Exercise task: Counting only lines that hold "palabras", give the total and nothing more.

= = = =

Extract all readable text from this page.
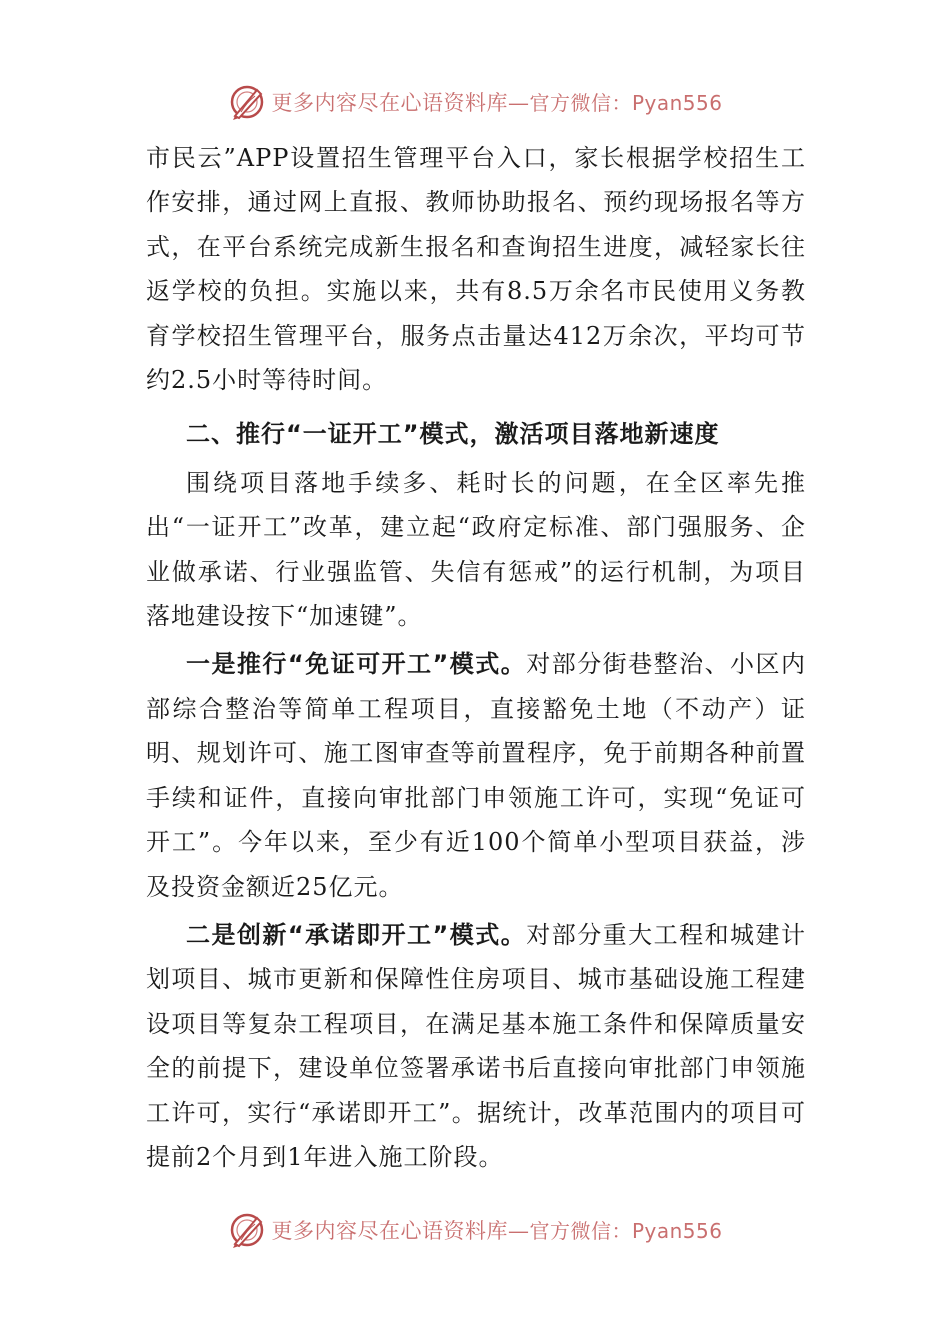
更多内容尽在心语资料库—官方微信：Pyan556

市民云”APP设置招生管理平台入口，家长根据学校招生工作安排，通过网上直报、教师协助报名、预约现场报名等方式，在平台系统完成新生报名和查询招生进度，减轻家长往返学校的负担。实施以来，共有8.5万余名市民使用义务教育学校招生管理平台，服务点击量达412万余次，平均可节约2.5小时等待时间。

二、推行“一证开工”模式，激活项目落地新速度

围绕项目落地手续多、耗时长的问题，在全区率先推出“一证开工”改革，建立起“政府定标准、部门强服务、企业做承诺、行业强监管、失信有惩戒”的运行机制，为项目落地建设按下“加速键”。

一是推行“免证可开工”模式。对部分街巷整治、小区内部综合整治等简单工程项目，直接豁免土地（不动产）证明、规划许可、施工图审查等前置程序，免于前期各种前置手续和证件，直接向审批部门申领施工许可，实现“免证可开工”。今年以来，至少有近100个简单小型项目获益，涉及投资金额近25亿元。

二是创新“承诺即开工”模式。对部分重大工程和城建计划项目、城市更新和保障性住房项目、城市基础设施工程建设项目等复杂工程项目，在满足基本施工条件和保障质量安全的前提下，建设单位签署承诺书后直接向审批部门申领施工许可，实行“承诺即开工”。据统计，改革范围内的项目可提前2个月到1年进入施工阶段。

更多内容尽在心语资料库—官方微信：Pyan556
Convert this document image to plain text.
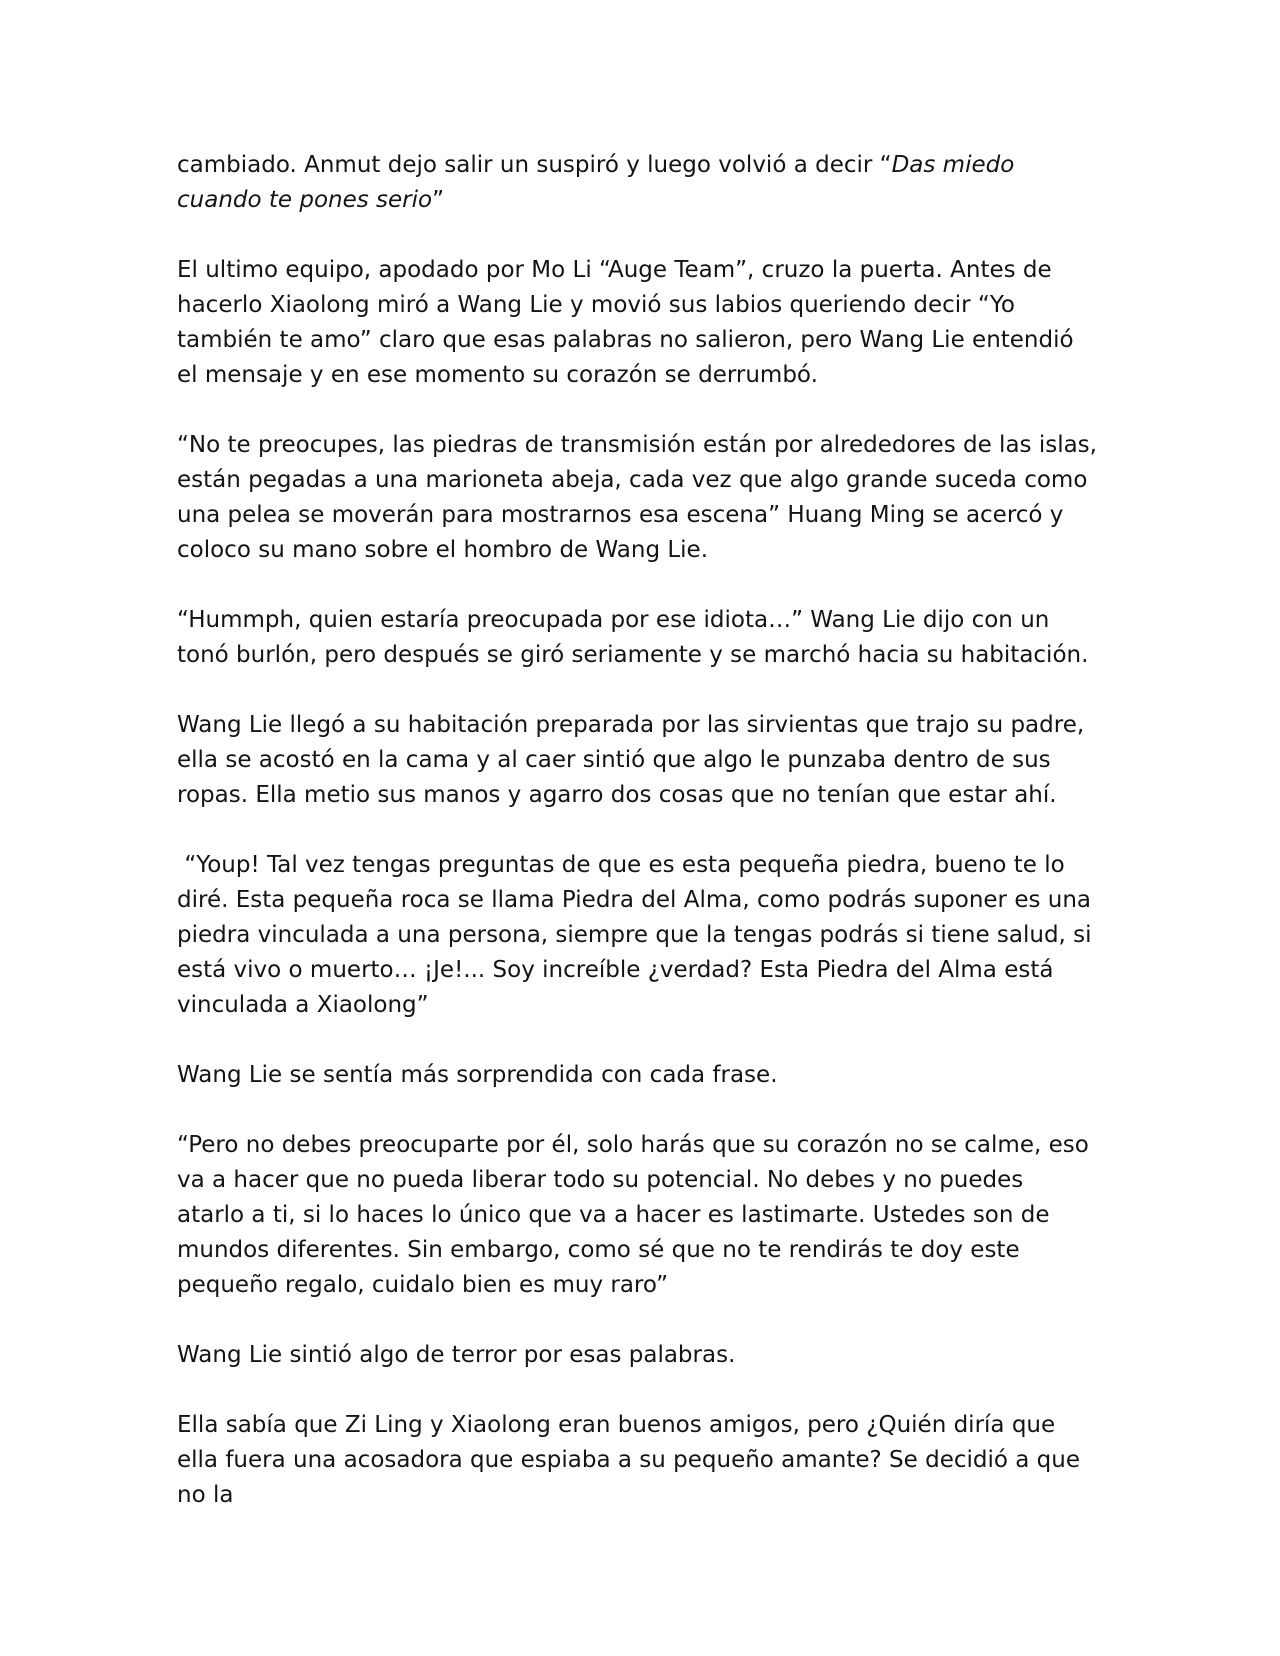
cambiado. Anmut dejo salir un suspiró y luego volvió a decir “Das miedo cuando te pones serio”

El ultimo equipo, apodado por Mo Li “Auge Team”, cruzo la puerta. Antes de hacerlo Xiaolong miró a Wang Lie y movió sus labios queriendo decir “Yo también te amo” claro que esas palabras no salieron, pero Wang Lie entendió el mensaje y en ese momento su corazón se derrumbó.

“No te preocupes, las piedras de transmisión están por alrededores de las islas, están pegadas a una marioneta abeja, cada vez que algo grande suceda como una pelea se moverán para mostrarnos esa escena” Huang Ming se acercó y coloco su mano sobre el hombro de Wang Lie.

“Hummph, quien estaría preocupada por ese idiota…” Wang Lie dijo con un tonó burlón, pero después se giró seriamente y se marchó hacia su habitación.

Wang Lie llegó a su habitación preparada por las sirvientas que trajo su padre, ella se acostó en la cama y al caer sintió que algo le punzaba dentro de sus ropas. Ella metio sus manos y agarro dos cosas que no tenían que estar ahí.

“Youp! Tal vez tengas preguntas de que es esta pequeña piedra, bueno te lo diré. Esta pequeña roca se llama Piedra del Alma, como podrás suponer es una piedra vinculada a una persona, siempre que la tengas podrás si tiene salud, si está vivo o muerto… ¡Je!... Soy increíble ¿verdad? Esta Piedra del Alma está vinculada a Xiaolong”

Wang Lie se sentía más sorprendida con cada frase.

“Pero no debes preocuparte por él, solo harás que su corazón no se calme, eso va a hacer que no pueda liberar todo su potencial. No debes y no puedes atarlo a ti, si lo haces lo único que va a hacer es lastimarte. Ustedes son de mundos diferentes. Sin embargo, como sé que no te rendirás te doy este pequeño regalo, cuidalo bien es muy raro”

Wang Lie sintió algo de terror por esas palabras.

Ella sabía que Zi Ling y Xiaolong eran buenos amigos, pero ¿Quién diría que ella fuera una acosadora que espiaba a su pequeño amante? Se decidió a que no la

= = = =

Solution: 2